##### PROVIDED DATA #####
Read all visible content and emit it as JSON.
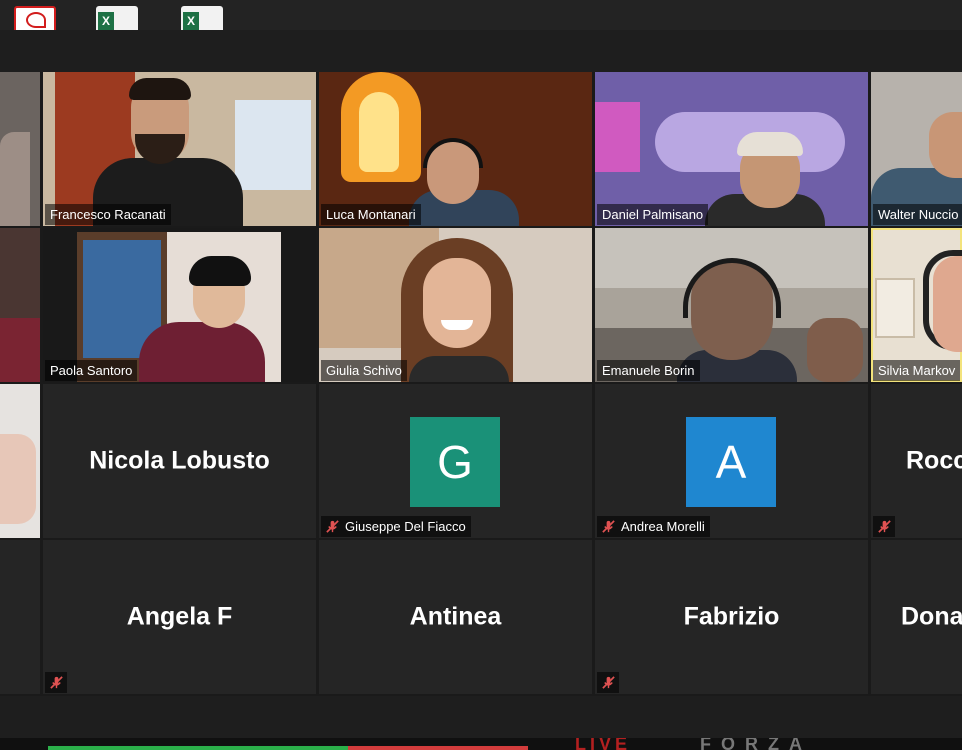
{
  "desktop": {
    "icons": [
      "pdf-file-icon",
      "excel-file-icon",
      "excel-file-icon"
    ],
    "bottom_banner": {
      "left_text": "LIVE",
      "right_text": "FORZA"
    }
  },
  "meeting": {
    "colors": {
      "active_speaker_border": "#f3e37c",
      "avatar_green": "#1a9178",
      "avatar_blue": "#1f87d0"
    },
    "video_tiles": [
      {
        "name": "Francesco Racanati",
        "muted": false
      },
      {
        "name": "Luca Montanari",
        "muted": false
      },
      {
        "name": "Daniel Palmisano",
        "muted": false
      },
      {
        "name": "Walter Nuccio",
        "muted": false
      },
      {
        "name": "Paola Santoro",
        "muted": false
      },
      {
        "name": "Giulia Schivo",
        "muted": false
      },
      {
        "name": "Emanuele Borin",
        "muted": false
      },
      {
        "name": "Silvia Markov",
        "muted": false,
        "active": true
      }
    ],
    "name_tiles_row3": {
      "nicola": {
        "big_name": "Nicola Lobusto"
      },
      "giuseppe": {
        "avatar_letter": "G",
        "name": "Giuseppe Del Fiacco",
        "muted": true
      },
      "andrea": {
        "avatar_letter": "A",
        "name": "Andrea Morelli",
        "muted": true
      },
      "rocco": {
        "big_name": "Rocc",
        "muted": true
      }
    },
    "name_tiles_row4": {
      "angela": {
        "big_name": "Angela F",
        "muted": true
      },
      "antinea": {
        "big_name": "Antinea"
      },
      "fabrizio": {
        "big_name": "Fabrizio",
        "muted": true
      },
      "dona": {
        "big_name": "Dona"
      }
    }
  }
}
#####
Every entry must be transcribed exactly. Pictures do not belong in the copy.

▶ **OUTPUT OF THE EXERCISE**
Read all visible content and emit it as JSON.
{
  "desktop": {
    "icons": [
      "pdf-file-icon",
      "excel-file-icon",
      "excel-file-icon"
    ],
    "bottom_banner": {
      "left_text": "LIVE",
      "right_text": "FORZA"
    }
  },
  "meeting": {
    "colors": {
      "active_speaker_border": "#f3e37c",
      "avatar_green": "#1a9178",
      "avatar_blue": "#1f87d0"
    },
    "video_tiles": [
      {
        "name": "Francesco Racanati",
        "muted": false
      },
      {
        "name": "Luca Montanari",
        "muted": false
      },
      {
        "name": "Daniel Palmisano",
        "muted": false
      },
      {
        "name": "Walter Nuccio",
        "muted": false
      },
      {
        "name": "Paola Santoro",
        "muted": false
      },
      {
        "name": "Giulia Schivo",
        "muted": false
      },
      {
        "name": "Emanuele Borin",
        "muted": false
      },
      {
        "name": "Silvia Markov",
        "muted": false,
        "active": true
      }
    ],
    "name_tiles_row3": {
      "nicola": {
        "big_name": "Nicola Lobusto"
      },
      "giuseppe": {
        "avatar_letter": "G",
        "name": "Giuseppe Del Fiacco",
        "muted": true
      },
      "andrea": {
        "avatar_letter": "A",
        "name": "Andrea Morelli",
        "muted": true
      },
      "rocco": {
        "big_name": "Rocc",
        "muted": true
      }
    },
    "name_tiles_row4": {
      "angela": {
        "big_name": "Angela F",
        "muted": true
      },
      "antinea": {
        "big_name": "Antinea"
      },
      "fabrizio": {
        "big_name": "Fabrizio",
        "muted": true
      },
      "dona": {
        "big_name": "Dona"
      }
    }
  }
}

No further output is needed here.